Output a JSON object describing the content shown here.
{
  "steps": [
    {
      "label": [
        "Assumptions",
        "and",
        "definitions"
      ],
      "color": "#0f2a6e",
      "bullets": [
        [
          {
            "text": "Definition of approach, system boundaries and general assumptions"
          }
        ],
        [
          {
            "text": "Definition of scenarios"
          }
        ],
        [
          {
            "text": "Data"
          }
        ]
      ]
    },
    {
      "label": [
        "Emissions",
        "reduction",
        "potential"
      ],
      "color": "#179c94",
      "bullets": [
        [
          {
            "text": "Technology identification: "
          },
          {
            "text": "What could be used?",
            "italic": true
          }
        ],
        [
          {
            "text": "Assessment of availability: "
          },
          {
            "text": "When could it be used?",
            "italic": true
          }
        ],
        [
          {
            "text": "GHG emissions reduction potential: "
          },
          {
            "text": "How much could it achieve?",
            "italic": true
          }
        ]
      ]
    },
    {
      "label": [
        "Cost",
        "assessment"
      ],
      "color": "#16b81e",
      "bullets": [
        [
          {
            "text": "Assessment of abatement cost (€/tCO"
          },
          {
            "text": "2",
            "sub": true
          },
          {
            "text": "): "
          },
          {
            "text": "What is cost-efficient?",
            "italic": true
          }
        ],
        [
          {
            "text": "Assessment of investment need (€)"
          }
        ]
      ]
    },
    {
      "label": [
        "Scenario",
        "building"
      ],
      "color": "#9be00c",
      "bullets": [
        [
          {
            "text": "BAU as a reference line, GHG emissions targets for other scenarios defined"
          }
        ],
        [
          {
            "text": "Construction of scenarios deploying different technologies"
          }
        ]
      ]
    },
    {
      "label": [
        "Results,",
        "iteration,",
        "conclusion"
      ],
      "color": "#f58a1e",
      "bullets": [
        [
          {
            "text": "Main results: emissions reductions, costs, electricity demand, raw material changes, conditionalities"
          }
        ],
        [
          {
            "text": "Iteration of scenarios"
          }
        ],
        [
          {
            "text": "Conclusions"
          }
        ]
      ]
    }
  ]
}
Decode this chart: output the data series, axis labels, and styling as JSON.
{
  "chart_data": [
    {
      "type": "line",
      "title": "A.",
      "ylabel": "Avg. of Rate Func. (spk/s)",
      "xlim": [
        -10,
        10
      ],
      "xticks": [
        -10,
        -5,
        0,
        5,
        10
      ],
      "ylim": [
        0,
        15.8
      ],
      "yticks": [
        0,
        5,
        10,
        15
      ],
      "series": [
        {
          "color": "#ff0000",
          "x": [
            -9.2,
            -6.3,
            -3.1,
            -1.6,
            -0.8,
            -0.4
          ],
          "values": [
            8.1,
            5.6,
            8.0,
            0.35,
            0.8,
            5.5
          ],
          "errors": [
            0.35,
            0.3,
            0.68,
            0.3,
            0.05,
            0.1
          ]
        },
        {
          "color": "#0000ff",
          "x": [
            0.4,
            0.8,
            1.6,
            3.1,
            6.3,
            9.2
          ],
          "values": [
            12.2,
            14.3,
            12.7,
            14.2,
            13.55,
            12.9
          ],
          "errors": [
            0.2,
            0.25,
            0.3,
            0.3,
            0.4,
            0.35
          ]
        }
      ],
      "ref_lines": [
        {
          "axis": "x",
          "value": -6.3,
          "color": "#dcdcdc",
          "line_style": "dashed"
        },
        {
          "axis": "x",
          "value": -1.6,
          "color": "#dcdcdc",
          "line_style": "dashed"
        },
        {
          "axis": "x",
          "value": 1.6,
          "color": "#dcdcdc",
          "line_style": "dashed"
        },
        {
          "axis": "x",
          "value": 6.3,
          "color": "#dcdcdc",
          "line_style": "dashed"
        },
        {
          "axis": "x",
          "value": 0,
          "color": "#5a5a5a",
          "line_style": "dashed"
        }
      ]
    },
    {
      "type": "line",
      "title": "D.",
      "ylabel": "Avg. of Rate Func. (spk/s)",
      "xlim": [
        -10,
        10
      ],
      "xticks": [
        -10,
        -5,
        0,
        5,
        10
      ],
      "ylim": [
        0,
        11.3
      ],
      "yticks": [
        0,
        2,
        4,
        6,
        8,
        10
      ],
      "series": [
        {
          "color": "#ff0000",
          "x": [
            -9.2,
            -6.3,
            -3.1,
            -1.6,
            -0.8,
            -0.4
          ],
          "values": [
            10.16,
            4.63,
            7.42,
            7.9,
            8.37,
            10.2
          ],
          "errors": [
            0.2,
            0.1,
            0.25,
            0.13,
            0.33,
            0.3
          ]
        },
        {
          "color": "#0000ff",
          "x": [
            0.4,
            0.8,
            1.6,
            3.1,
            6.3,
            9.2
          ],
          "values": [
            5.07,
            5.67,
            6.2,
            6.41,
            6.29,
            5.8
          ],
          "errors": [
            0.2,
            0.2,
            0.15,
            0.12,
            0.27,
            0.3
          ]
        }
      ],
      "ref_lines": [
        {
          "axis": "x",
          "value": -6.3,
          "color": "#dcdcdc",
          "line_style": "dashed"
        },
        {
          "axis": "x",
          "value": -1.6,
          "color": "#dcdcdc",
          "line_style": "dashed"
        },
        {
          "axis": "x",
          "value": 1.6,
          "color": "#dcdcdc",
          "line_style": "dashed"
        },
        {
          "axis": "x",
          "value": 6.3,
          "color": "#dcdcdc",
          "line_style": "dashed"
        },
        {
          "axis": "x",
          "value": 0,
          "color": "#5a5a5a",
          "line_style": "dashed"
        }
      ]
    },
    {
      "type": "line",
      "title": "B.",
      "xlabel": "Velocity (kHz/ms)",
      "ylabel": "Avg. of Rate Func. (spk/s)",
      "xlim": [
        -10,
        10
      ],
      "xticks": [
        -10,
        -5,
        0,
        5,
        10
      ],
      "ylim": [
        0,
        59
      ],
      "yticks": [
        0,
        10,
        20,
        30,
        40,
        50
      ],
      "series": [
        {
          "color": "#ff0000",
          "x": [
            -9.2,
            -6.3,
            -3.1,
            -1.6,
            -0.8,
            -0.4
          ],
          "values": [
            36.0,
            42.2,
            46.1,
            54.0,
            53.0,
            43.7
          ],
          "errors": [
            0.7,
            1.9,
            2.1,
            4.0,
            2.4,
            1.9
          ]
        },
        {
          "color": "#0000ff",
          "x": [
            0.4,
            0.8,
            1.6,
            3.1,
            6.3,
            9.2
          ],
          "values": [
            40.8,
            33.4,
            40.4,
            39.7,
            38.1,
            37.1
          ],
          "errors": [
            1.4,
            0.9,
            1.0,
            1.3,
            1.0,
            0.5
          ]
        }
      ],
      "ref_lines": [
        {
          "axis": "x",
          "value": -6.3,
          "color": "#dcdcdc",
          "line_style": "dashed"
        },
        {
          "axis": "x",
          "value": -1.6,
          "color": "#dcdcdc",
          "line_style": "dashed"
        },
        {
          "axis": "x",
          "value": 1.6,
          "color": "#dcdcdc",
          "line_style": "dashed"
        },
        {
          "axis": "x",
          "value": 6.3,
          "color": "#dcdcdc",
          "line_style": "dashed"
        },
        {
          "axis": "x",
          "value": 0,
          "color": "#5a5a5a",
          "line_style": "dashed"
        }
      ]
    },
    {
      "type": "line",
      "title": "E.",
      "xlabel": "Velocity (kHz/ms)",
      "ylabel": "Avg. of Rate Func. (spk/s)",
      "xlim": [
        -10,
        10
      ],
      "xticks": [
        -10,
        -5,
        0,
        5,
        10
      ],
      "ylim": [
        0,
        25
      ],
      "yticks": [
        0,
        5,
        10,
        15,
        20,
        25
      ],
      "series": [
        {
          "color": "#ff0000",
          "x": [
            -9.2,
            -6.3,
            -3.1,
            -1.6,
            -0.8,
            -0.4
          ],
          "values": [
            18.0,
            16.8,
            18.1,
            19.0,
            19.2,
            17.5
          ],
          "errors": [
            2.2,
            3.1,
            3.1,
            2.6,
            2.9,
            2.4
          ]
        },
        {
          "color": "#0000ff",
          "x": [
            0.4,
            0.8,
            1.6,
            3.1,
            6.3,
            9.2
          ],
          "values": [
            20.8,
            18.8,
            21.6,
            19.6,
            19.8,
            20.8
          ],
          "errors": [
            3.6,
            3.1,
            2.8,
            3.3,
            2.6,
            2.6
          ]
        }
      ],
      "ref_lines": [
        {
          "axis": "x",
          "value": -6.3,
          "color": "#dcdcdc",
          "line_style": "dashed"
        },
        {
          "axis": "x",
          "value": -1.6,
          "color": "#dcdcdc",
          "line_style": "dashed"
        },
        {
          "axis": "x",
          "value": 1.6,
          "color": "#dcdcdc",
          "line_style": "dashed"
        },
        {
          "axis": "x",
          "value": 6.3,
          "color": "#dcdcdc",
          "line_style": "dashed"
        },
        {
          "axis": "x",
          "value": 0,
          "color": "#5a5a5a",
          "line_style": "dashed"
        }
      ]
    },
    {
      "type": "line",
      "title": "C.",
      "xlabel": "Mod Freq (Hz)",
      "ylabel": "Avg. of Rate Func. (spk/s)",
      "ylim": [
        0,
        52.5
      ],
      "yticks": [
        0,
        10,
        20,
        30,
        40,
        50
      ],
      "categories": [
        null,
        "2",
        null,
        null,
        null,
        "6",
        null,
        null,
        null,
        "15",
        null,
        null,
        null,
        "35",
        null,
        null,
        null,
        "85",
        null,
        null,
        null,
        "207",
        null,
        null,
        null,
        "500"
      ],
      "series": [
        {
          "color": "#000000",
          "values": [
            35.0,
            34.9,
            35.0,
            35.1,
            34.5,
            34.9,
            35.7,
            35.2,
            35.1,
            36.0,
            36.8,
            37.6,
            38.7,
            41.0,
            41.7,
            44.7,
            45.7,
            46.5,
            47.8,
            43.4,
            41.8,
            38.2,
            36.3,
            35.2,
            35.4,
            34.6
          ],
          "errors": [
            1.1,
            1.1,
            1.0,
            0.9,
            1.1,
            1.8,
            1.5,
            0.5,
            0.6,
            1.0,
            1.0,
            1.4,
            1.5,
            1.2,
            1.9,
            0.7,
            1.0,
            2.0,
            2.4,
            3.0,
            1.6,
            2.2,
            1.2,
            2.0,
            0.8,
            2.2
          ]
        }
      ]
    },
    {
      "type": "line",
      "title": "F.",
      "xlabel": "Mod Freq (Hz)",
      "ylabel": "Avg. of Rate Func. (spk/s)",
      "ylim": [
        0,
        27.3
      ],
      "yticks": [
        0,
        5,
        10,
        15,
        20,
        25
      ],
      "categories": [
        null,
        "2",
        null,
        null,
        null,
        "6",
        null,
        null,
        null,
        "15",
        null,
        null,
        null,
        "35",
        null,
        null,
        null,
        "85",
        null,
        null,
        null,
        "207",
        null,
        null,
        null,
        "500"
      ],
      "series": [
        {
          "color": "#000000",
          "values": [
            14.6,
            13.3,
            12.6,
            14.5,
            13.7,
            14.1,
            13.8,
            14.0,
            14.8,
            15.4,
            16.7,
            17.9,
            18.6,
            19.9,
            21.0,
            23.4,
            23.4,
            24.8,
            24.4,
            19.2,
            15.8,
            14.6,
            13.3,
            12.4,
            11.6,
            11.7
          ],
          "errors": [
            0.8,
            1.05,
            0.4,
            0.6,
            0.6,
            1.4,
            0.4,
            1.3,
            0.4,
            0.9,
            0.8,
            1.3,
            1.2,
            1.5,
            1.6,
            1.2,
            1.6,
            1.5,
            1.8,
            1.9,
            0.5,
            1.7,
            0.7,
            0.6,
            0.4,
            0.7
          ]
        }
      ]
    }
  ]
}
-- -- --
PROMPT: Search the entries for the word "scenarios" and pick out every line that holds it.

THE COMPLETED TASK:
            "text": "Definition of scenarios"
            "text": "BAU as a reference line, GHG emissions targets for other scenarios defined"
            "text": "Construction of scenarios deploying different technologies"
            "text": "Iteration of scenarios"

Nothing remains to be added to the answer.